■ Given instruction: Retype the material word for word.

■ Data for the task:

┄┄┄┄┄┄┄┄┄┄

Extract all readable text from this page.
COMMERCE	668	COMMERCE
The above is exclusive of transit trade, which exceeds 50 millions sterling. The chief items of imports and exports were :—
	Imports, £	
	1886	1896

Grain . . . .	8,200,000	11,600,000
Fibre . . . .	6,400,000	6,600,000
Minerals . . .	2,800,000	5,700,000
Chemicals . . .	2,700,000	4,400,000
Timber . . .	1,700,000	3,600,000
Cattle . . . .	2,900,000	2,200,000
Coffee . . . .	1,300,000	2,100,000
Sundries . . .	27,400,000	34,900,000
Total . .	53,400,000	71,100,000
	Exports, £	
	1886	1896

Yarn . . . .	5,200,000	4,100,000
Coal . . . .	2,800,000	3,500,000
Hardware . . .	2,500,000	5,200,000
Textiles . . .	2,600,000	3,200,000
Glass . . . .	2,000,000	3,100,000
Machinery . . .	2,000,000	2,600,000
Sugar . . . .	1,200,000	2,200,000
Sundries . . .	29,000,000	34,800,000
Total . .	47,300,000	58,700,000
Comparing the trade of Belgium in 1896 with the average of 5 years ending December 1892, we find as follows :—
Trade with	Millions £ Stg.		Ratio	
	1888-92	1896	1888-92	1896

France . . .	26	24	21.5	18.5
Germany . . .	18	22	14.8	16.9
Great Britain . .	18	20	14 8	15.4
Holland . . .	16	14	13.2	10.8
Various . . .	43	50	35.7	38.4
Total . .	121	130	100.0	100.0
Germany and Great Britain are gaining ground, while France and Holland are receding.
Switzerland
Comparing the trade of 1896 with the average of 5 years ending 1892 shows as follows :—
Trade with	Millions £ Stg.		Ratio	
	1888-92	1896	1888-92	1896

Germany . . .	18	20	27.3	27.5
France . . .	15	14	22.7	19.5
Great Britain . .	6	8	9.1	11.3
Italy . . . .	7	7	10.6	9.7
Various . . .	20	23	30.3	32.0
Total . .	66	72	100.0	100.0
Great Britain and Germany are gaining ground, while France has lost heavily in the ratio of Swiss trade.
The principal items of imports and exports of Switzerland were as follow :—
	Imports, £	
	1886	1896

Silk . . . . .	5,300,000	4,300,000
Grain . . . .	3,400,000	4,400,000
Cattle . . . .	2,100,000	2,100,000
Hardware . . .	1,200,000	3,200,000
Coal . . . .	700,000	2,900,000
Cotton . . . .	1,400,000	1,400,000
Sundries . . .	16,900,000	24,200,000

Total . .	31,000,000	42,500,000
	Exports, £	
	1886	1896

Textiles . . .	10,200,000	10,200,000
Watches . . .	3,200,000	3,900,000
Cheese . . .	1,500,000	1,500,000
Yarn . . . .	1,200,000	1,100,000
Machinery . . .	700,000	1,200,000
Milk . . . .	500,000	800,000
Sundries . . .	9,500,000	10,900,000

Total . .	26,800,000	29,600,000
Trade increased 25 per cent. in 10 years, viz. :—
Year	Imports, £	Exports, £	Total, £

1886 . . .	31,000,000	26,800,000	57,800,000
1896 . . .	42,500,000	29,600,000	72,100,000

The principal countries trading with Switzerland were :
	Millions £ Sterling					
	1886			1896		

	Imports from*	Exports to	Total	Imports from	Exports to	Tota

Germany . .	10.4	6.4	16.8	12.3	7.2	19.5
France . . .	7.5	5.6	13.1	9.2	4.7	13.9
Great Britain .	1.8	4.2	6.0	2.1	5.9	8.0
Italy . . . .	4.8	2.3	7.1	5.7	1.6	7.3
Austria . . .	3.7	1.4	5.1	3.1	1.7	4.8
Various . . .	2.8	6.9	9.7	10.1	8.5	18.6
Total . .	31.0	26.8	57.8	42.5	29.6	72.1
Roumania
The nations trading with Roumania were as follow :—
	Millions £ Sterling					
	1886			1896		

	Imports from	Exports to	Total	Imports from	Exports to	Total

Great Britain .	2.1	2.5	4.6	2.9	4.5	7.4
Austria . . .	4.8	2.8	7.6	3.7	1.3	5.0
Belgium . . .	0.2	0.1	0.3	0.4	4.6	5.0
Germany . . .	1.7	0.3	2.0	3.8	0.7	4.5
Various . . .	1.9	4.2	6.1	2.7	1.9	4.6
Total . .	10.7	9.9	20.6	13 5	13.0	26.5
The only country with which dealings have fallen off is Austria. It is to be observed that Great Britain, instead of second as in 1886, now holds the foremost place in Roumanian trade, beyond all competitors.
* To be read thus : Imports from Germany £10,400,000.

┄┄┄┄┄┄┄┄┄┄

■ The response:
Extract all readable text from this page.
COMMERCE	668	COMMERCE
The above is exclusive of transit trade, which exceeds 50 millions sterling. The chief items of imports and exports were :—
	Imports, £	
	1886	1896

Grain . . . .	8,200,000	11,600,000
Fibre . . . .	6,400,000	6,600,000
Minerals . . .	2,800,000	5,700,000
Chemicals . . .	2,700,000	4,400,000
Timber . . .	1,700,000	3,600,000
Cattle . . . .	2,900,000	2,200,000
Coffee . . . .	1,300,000	2,100,000
Sundries . . .	27,400,000	34,900,000
Total . .	53,400,000	71,100,000
	Exports, £	
	1886	1896

Yarn . . . .	5,200,000	4,100,000
Coal . . . .	2,800,000	3,500,000
Hardware . . .	2,500,000	5,200,000
Textiles . . .	2,600,000	3,200,000
Glass . . . .	2,000,000	3,100,000
Machinery . . .	2,000,000	2,600,000
Sugar . . . .	1,200,000	2,200,000
Sundries . . .	29,000,000	34,800,000
Total . .	47,300,000	58,700,000
Comparing the trade of Belgium in 1896 with the average of 5 years ending December 1892, we find as follows :—
Trade with	Millions £ Stg.		Ratio	
	1888-92	1896	1888-92	1896

France . . .	26	24	21.5	18.5
Germany . . .	18	22	14.8	16.9
Great Britain . .	18	20	14 8	15.4
Holland . . .	16	14	13.2	10.8
Various . . .	43	50	35.7	38.4
Total . .	121	130	100.0	100.0
Germany and Great Britain are gaining ground, while France and Holland are receding.
Switzerland
Comparing the trade of 1896 with the average of 5 years ending 1892 shows as follows :—
Trade with	Millions £ Stg.		Ratio	
	1888-92	1896	1888-92	1896

Germany . . .	18	20	27.3	27.5
France . . .	15	14	22.7	19.5
Great Britain . .	6	8	9.1	11.3
Italy . . . .	7	7	10.6	9.7
Various . . .	20	23	30.3	32.0
Total . .	66	72	100.0	100.0
Great Britain and Germany are gaining ground, while France has lost heavily in the ratio of Swiss trade.
The principal items of imports and exports of Switzerland were as follow :—
	Imports, £	
	1886	1896

Silk . . . . .	5,300,000	4,300,000
Grain . . . .	3,400,000	4,400,000
Cattle . . . .	2,100,000	2,100,000
Hardware . . .	1,200,000	3,200,000
Coal . . . .	700,000	2,900,000
Cotton . . . .	1,400,000	1,400,000
Sundries . . .	16,900,000	24,200,000

Total . .	31,000,000	42,500,000
	Exports, £	
	1886	1896

Textiles . . .	10,200,000	10,200,000
Watches . . .	3,200,000	3,900,000
Cheese . . .	1,500,000	1,500,000
Yarn . . . .	1,200,000	1,100,000
Machinery . . .	700,000	1,200,000
Milk . . . .	500,000	800,000
Sundries . . .	9,500,000	10,900,000

Total . .	26,800,000	29,600,000
Trade increased 25 per cent. in 10 years, viz. :—
Year	Imports, £	Exports, £	Total, £

1886 . . .	31,000,000	26,800,000	57,800,000
1896 . . .	42,500,000	29,600,000	72,100,000

The principal countries trading with Switzerland were :
	Millions £ Sterling					
	1886			1896		

	Imports from*	Exports to	Total	Imports from	Exports to	Tota

Germany . .	10.4	6.4	16.8	12.3	7.2	19.5
France . . .	7.5	5.6	13.1	9.2	4.7	13.9
Great Britain .	1.8	4.2	6.0	2.1	5.9	8.0
Italy . . . .	4.8	2.3	7.1	5.7	1.6	7.3
Austria . . .	3.7	1.4	5.1	3.1	1.7	4.8
Various . . .	2.8	6.9	9.7	10.1	8.5	18.6
Total . .	31.0	26.8	57.8	42.5	29.6	72.1
Roumania
The nations trading with Roumania were as follow :—
	Millions £ Sterling					
	1886			1896		

	Imports from	Exports to	Total	Imports from	Exports to	Total

Great Britain .	2.1	2.5	4.6	2.9	4.5	7.4
Austria . . .	4.8	2.8	7.6	3.7	1.3	5.0
Belgium . . .	0.2	0.1	0.3	0.4	4.6	5.0
Germany . . .	1.7	0.3	2.0	3.8	0.7	4.5
Various . . .	1.9	4.2	6.1	2.7	1.9	4.6
Total . .	10.7	9.9	20.6	13 5	13.0	26.5
The only country with which dealings have fallen off is Austria. It is to be observed that Great Britain, instead of second as in 1886, now holds the foremost place in Roumanian trade, beyond all competitors.
* To be read thus : Imports from Germany £10,400,000.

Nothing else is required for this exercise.